■ **What you will do**
Write out the whole listing again, exactly as given.

■ **Extracted data**
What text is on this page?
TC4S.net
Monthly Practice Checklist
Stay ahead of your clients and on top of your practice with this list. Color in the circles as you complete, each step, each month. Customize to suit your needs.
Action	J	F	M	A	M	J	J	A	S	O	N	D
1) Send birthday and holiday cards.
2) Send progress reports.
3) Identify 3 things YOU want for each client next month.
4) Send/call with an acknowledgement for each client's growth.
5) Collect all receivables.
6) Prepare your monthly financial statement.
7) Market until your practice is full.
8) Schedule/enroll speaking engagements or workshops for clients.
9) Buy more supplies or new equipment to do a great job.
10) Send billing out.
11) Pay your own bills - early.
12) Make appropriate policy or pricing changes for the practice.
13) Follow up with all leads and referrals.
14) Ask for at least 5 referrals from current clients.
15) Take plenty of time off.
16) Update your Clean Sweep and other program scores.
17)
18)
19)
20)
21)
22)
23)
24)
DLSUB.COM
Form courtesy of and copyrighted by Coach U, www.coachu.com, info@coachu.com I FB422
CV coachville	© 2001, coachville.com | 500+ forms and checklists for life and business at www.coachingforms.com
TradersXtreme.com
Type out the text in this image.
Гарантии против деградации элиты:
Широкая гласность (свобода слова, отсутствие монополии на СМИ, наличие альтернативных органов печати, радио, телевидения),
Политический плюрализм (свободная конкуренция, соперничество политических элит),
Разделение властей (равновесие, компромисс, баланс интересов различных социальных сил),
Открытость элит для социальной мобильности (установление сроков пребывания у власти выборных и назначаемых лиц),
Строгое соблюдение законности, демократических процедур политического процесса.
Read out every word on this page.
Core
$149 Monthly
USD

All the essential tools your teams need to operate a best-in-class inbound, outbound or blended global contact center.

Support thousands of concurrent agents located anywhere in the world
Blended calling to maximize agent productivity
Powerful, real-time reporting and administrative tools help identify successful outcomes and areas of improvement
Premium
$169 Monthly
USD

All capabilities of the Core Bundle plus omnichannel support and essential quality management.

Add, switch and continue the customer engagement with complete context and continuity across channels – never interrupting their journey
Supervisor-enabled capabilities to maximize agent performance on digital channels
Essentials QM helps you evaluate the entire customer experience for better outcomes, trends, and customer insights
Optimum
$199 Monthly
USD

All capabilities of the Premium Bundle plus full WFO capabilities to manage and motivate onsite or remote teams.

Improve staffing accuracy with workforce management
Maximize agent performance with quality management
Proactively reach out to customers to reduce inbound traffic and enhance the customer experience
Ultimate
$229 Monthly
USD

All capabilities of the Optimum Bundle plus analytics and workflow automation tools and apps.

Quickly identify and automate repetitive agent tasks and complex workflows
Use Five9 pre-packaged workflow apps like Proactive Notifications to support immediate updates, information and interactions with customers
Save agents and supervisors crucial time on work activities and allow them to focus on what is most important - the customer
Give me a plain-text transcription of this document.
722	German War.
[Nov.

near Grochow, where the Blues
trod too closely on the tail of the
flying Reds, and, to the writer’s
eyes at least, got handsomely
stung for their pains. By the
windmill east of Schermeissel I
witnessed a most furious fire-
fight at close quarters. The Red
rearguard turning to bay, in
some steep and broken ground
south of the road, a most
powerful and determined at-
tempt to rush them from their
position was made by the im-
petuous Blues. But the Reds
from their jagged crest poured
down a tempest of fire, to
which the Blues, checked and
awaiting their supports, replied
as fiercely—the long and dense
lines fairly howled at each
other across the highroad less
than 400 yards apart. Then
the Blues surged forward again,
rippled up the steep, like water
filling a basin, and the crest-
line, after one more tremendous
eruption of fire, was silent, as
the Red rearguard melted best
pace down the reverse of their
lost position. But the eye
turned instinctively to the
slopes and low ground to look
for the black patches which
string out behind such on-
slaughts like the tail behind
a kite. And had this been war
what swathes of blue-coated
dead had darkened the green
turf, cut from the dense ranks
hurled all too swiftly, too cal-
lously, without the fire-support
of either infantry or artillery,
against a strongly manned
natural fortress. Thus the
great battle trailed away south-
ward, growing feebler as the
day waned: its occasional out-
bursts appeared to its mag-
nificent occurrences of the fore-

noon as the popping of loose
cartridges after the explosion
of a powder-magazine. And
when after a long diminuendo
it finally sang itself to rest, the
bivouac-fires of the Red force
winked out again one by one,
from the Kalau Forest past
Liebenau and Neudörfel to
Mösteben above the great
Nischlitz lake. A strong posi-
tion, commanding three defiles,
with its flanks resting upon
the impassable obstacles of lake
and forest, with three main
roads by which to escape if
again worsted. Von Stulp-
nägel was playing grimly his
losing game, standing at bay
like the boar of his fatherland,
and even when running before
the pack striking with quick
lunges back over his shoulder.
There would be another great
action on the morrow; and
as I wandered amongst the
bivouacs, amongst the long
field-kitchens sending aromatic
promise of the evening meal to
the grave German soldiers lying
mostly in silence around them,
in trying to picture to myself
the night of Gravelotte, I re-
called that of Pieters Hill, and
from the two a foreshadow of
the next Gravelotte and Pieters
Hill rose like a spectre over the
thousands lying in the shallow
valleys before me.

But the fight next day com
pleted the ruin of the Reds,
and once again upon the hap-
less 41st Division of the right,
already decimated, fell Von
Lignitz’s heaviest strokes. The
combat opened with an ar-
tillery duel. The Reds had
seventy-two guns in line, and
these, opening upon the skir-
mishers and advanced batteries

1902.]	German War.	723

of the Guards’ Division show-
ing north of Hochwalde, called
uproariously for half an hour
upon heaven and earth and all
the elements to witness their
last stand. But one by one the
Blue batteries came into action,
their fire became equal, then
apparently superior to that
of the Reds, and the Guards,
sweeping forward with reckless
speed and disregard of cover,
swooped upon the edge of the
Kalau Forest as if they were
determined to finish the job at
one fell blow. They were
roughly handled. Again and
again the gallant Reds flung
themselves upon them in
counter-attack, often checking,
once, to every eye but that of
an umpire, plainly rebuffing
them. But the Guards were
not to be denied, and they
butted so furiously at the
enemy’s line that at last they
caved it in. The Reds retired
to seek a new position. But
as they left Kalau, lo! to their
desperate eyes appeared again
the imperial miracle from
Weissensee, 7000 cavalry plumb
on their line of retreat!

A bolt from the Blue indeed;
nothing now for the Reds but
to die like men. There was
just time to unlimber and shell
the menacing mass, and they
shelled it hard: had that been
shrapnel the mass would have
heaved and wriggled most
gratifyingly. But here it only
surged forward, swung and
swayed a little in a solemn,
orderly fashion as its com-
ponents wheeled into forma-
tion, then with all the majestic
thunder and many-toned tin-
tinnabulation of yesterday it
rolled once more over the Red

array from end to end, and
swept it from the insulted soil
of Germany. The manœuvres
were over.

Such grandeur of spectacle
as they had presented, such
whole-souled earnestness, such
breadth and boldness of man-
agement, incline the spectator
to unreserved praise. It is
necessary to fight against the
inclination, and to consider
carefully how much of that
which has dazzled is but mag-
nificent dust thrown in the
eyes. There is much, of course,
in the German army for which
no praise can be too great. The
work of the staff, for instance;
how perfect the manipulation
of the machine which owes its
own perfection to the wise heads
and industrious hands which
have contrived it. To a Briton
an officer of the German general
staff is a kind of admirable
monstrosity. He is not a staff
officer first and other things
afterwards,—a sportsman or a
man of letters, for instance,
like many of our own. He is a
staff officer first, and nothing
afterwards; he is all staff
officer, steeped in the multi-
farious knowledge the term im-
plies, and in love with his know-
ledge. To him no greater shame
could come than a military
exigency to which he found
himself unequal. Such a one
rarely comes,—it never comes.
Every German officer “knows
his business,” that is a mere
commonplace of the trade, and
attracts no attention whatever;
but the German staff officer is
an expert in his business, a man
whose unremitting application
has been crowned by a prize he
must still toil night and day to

■ **Solved problem**
What text is on this page?
TC4S.net
Monthly Practice Checklist
Stay ahead of your clients and on top of your practice with this list. Color in the circles as you complete, each step, each month. Customize to suit your needs.
Action	J	F	M	A	M	J	J	A	S	O	N	D
1) Send birthday and holiday cards.
2) Send progress reports.
3) Identify 3 things YOU want for each client next month.
4) Send/call with an acknowledgement for each client's growth.
5) Collect all receivables.
6) Prepare your monthly financial statement.
7) Market until your practice is full.
8) Schedule/enroll speaking engagements or workshops for clients.
9) Buy more supplies or new equipment to do a great job.
10) Send billing out.
11) Pay your own bills - early.
12) Make appropriate policy or pricing changes for the practice.
13) Follow up with all leads and referrals.
14) Ask for at least 5 referrals from current clients.
15) Take plenty of time off.
16) Update your Clean Sweep and other program scores.
17)
18)
19)
20)
21)
22)
23)
24)
DLSUB.COM
Form courtesy of and copyrighted by Coach U, www.coachu.com, info@coachu.com I FB422
CV coachville	© 2001, coachville.com | 500+ forms and checklists for life and business at www.coachingforms.com
TradersXtreme.com
Type out the text in this image.
Гарантии против деградации элиты:
Широкая гласность (свобода слова, отсутствие монополии на СМИ, наличие альтернативных органов печати, радио, телевидения),
Политический плюрализм (свободная конкуренция, соперничество политических элит),
Разделение властей (равновесие, компромисс, баланс интересов различных социальных сил),
Открытость элит для социальной мобильности (установление сроков пребывания у власти выборных и назначаемых лиц),
Строгое соблюдение законности, демократических процедур политического процесса.
Read out every word on this page.
Core
$149 Monthly
USD

All the essential tools your teams need to operate a best-in-class inbound, outbound or blended global contact center.

Support thousands of concurrent agents located anywhere in the world
Blended calling to maximize agent productivity
Powerful, real-time reporting and administrative tools help identify successful outcomes and areas of improvement
Premium
$169 Monthly
USD

All capabilities of the Core Bundle plus omnichannel support and essential quality management.

Add, switch and continue the customer engagement with complete context and continuity across channels – never interrupting their journey
Supervisor-enabled capabilities to maximize agent performance on digital channels
Essentials QM helps you evaluate the entire customer experience for better outcomes, trends, and customer insights
Optimum
$199 Monthly
USD

All capabilities of the Premium Bundle plus full WFO capabilities to manage and motivate onsite or remote teams.

Improve staffing accuracy with workforce management
Maximize agent performance with quality management
Proactively reach out to customers to reduce inbound traffic and enhance the customer experience
Ultimate
$229 Monthly
USD

All capabilities of the Optimum Bundle plus analytics and workflow automation tools and apps.

Quickly identify and automate repetitive agent tasks and complex workflows
Use Five9 pre-packaged workflow apps like Proactive Notifications to support immediate updates, information and interactions with customers
Save agents and supervisors crucial time on work activities and allow them to focus on what is most important - the customer
Give me a plain-text transcription of this document.
722	German War.
[Nov.

near Grochow, where the Blues
trod too closely on the tail of the
flying Reds, and, to the writer’s
eyes at least, got handsomely
stung for their pains. By the
windmill east of Schermeissel I
witnessed a most furious fire-
fight at close quarters. The Red
rearguard turning to bay, in
some steep and broken ground
south of the road, a most
powerful and determined at-
tempt to rush them from their
position was made by the im-
petuous Blues. But the Reds
from their jagged crest poured
down a tempest of fire, to
which the Blues, checked and
awaiting their supports, replied
as fiercely—the long and dense
lines fairly howled at each
other across the highroad less
than 400 yards apart. Then
the Blues surged forward again,
rippled up the steep, like water
filling a basin, and the crest-
line, after one more tremendous
eruption of fire, was silent, as
the Red rearguard melted best
pace down the reverse of their
lost position. But the eye
turned instinctively to the
slopes and low ground to look
for the black patches which
string out behind such on-
slaughts like the tail behind
a kite. And had this been war
what swathes of blue-coated
dead had darkened the green
turf, cut from the dense ranks
hurled all too swiftly, too cal-
lously, without the fire-support
of either infantry or artillery,
against a strongly manned
natural fortress. Thus the
great battle trailed away south-
ward, growing feebler as the
day waned: its occasional out-
bursts appeared to its mag-
nificent occurrences of the fore-

noon as the popping of loose
cartridges after the explosion
of a powder-magazine. And
when after a long diminuendo
it finally sang itself to rest, the
bivouac-fires of the Red force
winked out again one by one,
from the Kalau Forest past
Liebenau and Neudörfel to
Mösteben above the great
Nischlitz lake. A strong posi-
tion, commanding three defiles,
with its flanks resting upon
the impassable obstacles of lake
and forest, with three main
roads by which to escape if
again worsted. Von Stulp-
nägel was playing grimly his
losing game, standing at bay
like the boar of his fatherland,
and even when running before
the pack striking with quick
lunges back over his shoulder.
There would be another great
action on the morrow; and
as I wandered amongst the
bivouacs, amongst the long
field-kitchens sending aromatic
promise of the evening meal to
the grave German soldiers lying
mostly in silence around them,
in trying to picture to myself
the night of Gravelotte, I re-
called that of Pieters Hill, and
from the two a foreshadow of
the next Gravelotte and Pieters
Hill rose like a spectre over the
thousands lying in the shallow
valleys before me.

But the fight next day com
pleted the ruin of the Reds,
and once again upon the hap-
less 41st Division of the right,
already decimated, fell Von
Lignitz’s heaviest strokes. The
combat opened with an ar-
tillery duel. The Reds had
seventy-two guns in line, and
these, opening upon the skir-
mishers and advanced batteries

1902.]	German War.	723

of the Guards’ Division show-
ing north of Hochwalde, called
uproariously for half an hour
upon heaven and earth and all
the elements to witness their
last stand. But one by one the
Blue batteries came into action,
their fire became equal, then
apparently superior to that
of the Reds, and the Guards,
sweeping forward with reckless
speed and disregard of cover,
swooped upon the edge of the
Kalau Forest as if they were
determined to finish the job at
one fell blow. They were
roughly handled. Again and
again the gallant Reds flung
themselves upon them in
counter-attack, often checking,
once, to every eye but that of
an umpire, plainly rebuffing
them. But the Guards were
not to be denied, and they
butted so furiously at the
enemy’s line that at last they
caved it in. The Reds retired
to seek a new position. But
as they left Kalau, lo! to their
desperate eyes appeared again
the imperial miracle from
Weissensee, 7000 cavalry plumb
on their line of retreat!

A bolt from the Blue indeed;
nothing now for the Reds but
to die like men. There was
just time to unlimber and shell
the menacing mass, and they
shelled it hard: had that been
shrapnel the mass would have
heaved and wriggled most
gratifyingly. But here it only
surged forward, swung and
swayed a little in a solemn,
orderly fashion as its com-
ponents wheeled into forma-
tion, then with all the majestic
thunder and many-toned tin-
tinnabulation of yesterday it
rolled once more over the Red

array from end to end, and
swept it from the insulted soil
of Germany. The manœuvres
were over.

Such grandeur of spectacle
as they had presented, such
whole-souled earnestness, such
breadth and boldness of man-
agement, incline the spectator
to unreserved praise. It is
necessary to fight against the
inclination, and to consider
carefully how much of that
which has dazzled is but mag-
nificent dust thrown in the
eyes. There is much, of course,
in the German army for which
no praise can be too great. The
work of the staff, for instance;
how perfect the manipulation
of the machine which owes its
own perfection to the wise heads
and industrious hands which
have contrived it. To a Briton
an officer of the German general
staff is a kind of admirable
monstrosity. He is not a staff
officer first and other things
afterwards,—a sportsman or a
man of letters, for instance,
like many of our own. He is a
staff officer first, and nothing
afterwards; he is all staff
officer, steeped in the multi-
farious knowledge the term im-
plies, and in love with his know-
ledge. To him no greater shame
could come than a military
exigency to which he found
himself unequal. Such a one
rarely comes,—it never comes.
Every German officer “knows
his business,” that is a mere
commonplace of the trade, and
attracts no attention whatever;
but the German staff officer is
an expert in his business, a man
whose unremitting application
has been crowned by a prize he
must still toil night and day to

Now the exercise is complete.